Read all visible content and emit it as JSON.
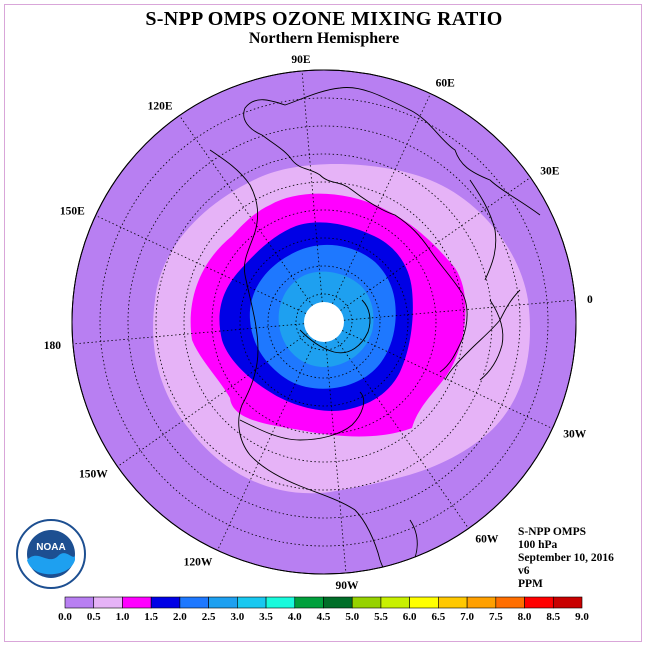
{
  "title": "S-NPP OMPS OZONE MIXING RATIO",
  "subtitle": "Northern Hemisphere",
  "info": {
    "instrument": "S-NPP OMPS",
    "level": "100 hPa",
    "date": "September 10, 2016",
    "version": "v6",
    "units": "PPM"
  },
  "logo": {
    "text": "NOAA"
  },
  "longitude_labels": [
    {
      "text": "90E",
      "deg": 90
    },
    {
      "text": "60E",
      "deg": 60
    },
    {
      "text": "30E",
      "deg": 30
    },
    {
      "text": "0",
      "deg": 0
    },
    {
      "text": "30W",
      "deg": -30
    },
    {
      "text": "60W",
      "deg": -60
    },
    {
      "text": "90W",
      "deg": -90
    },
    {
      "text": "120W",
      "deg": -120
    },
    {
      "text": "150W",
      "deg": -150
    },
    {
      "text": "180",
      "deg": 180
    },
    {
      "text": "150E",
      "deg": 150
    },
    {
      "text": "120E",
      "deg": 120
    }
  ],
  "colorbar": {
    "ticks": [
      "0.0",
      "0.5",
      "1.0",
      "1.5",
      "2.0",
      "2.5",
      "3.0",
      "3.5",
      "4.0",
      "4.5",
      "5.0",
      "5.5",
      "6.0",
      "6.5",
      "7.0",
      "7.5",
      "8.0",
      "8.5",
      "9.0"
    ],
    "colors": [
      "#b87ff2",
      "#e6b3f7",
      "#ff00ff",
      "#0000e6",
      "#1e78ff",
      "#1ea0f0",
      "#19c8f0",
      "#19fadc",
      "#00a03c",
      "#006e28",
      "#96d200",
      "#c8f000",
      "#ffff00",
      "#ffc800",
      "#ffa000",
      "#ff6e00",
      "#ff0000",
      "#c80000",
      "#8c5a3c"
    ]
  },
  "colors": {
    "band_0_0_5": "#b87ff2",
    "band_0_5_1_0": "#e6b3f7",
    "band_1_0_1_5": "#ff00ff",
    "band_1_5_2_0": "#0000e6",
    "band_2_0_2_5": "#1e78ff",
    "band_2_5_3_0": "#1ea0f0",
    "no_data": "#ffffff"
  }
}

—————

Work to do
From the entries above, extract every line where the word "OMPS" appears.

Answer in full
  "title": "S-NPP OMPS OZONE MIXING RATIO",
    "instrument": "S-NPP OMPS",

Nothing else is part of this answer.